[Saved entries]
________________
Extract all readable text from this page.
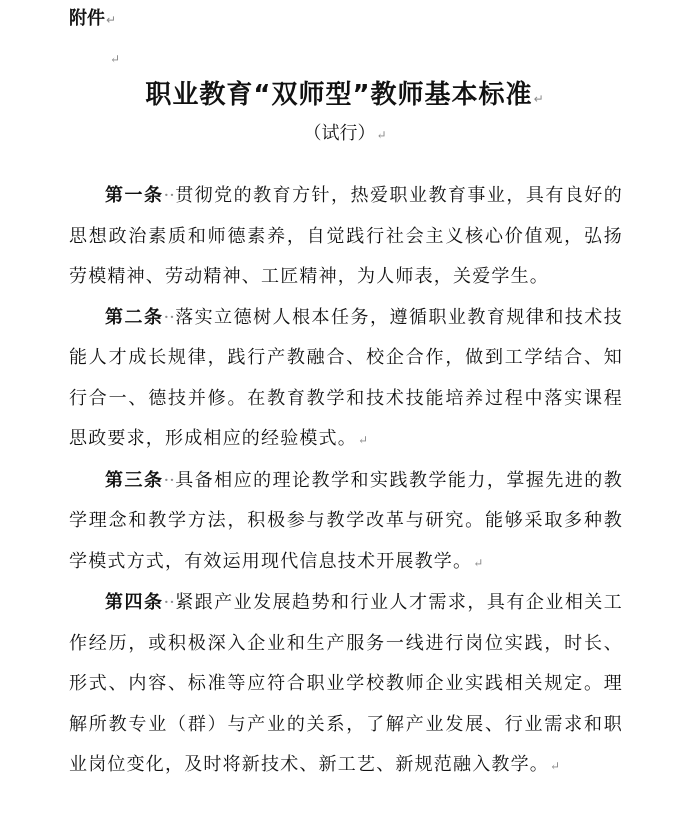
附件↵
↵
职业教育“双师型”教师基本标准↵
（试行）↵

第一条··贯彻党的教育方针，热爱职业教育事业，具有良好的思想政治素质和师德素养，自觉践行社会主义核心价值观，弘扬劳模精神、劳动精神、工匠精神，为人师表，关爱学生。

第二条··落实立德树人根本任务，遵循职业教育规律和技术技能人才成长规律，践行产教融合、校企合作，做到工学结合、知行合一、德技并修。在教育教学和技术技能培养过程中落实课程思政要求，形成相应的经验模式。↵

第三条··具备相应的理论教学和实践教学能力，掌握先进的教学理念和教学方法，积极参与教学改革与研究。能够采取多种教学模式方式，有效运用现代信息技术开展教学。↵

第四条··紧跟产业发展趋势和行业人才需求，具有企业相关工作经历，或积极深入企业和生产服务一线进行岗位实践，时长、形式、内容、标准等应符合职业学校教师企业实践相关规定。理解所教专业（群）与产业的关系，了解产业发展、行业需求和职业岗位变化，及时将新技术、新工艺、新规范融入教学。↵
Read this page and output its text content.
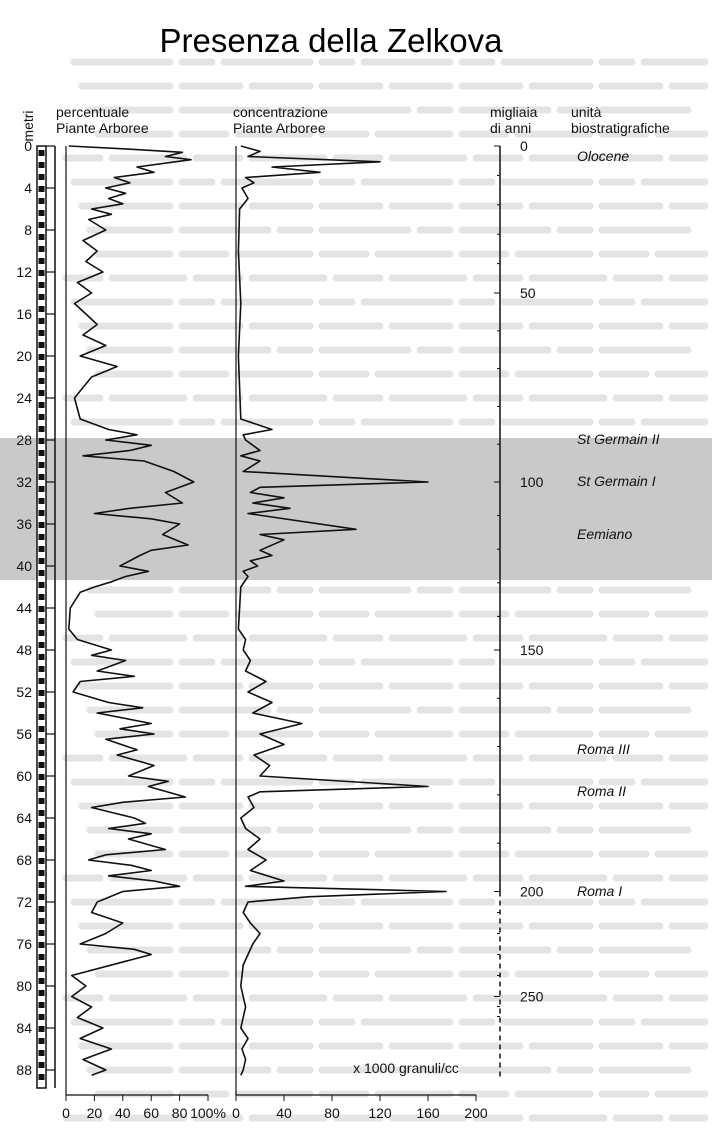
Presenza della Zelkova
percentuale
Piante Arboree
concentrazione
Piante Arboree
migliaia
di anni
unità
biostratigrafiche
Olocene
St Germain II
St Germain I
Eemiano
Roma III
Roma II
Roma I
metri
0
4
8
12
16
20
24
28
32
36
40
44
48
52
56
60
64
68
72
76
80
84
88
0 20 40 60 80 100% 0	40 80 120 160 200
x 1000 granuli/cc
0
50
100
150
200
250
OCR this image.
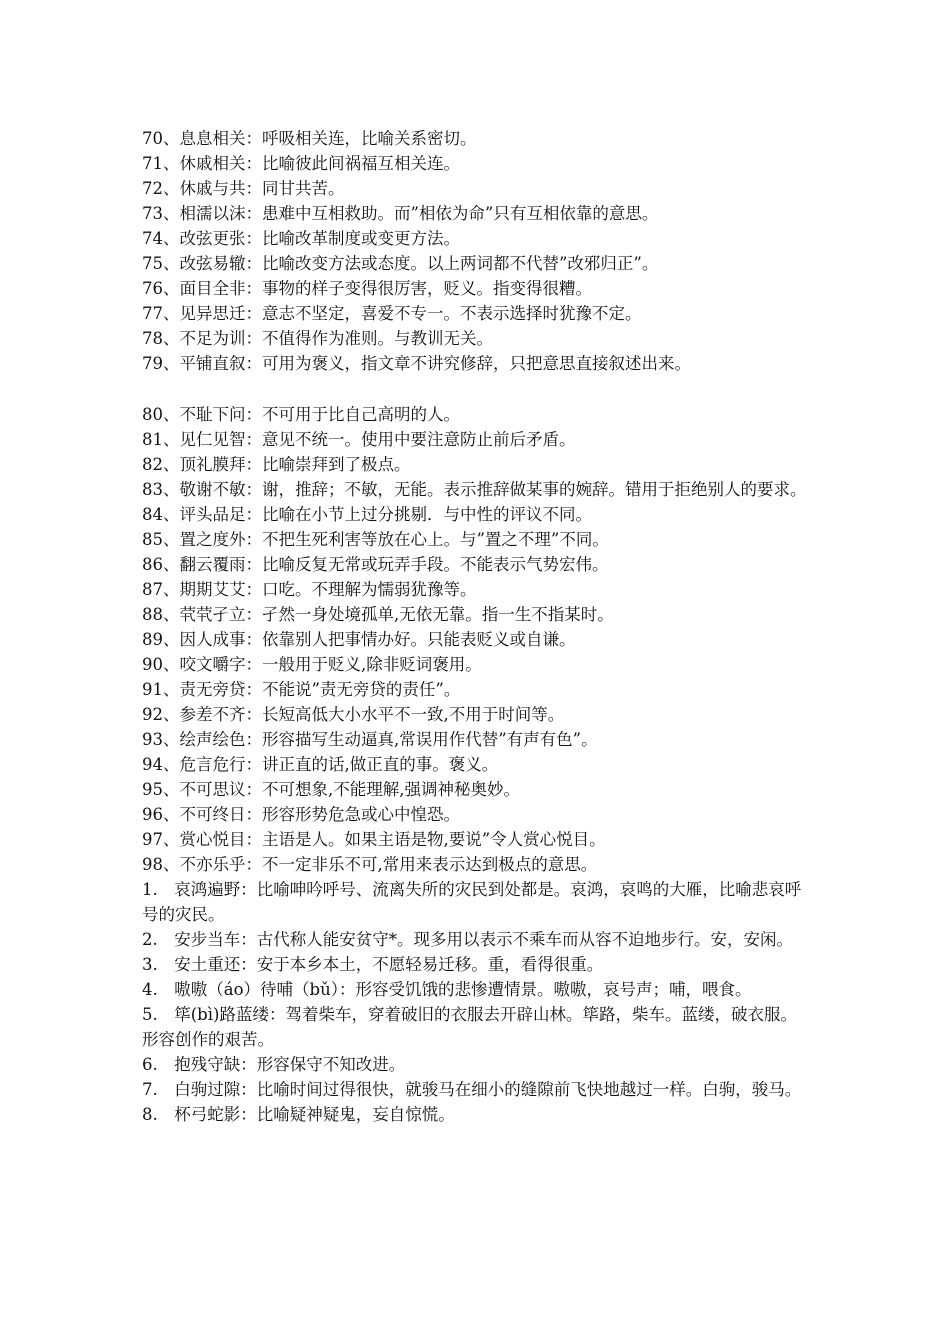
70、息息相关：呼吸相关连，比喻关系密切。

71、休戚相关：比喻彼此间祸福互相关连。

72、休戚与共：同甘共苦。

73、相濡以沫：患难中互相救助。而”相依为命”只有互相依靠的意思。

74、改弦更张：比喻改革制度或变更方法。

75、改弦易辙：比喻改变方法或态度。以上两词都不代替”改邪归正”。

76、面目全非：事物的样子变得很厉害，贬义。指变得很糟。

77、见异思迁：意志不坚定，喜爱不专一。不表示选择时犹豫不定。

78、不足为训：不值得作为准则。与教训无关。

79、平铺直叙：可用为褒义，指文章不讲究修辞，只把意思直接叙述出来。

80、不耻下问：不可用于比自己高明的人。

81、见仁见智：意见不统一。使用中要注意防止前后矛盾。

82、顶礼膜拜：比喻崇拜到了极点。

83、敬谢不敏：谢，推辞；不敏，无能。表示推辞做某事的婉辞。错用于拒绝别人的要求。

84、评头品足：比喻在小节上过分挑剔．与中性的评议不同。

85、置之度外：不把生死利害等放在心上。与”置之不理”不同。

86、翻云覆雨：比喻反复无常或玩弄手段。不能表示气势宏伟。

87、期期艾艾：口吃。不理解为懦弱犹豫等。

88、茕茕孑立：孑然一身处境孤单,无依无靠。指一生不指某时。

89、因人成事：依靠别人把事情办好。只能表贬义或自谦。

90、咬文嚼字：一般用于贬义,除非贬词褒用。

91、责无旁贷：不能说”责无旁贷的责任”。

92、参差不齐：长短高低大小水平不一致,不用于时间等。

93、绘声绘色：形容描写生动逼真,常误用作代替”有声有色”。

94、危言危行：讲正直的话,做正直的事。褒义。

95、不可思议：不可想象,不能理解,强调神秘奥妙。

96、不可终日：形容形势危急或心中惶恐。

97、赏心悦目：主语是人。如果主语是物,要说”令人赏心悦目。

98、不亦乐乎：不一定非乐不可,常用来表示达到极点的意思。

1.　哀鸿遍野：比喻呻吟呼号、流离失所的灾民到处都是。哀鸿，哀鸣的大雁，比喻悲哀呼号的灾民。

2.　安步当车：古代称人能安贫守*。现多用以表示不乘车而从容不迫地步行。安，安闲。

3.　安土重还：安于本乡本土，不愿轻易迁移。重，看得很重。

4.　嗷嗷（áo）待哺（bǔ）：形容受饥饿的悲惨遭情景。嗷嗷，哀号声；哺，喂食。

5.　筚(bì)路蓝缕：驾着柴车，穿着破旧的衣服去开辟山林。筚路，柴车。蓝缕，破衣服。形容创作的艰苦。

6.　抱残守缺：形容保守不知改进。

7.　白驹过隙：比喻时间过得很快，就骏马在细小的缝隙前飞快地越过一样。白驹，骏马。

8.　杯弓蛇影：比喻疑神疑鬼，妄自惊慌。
________________
(WORK TO BE COMPLETED):
Where a line of the records above holds the word "text", copy that line.

(TASK RESPONSE):
Extract all readable text from this page.
Read this page and output its text content.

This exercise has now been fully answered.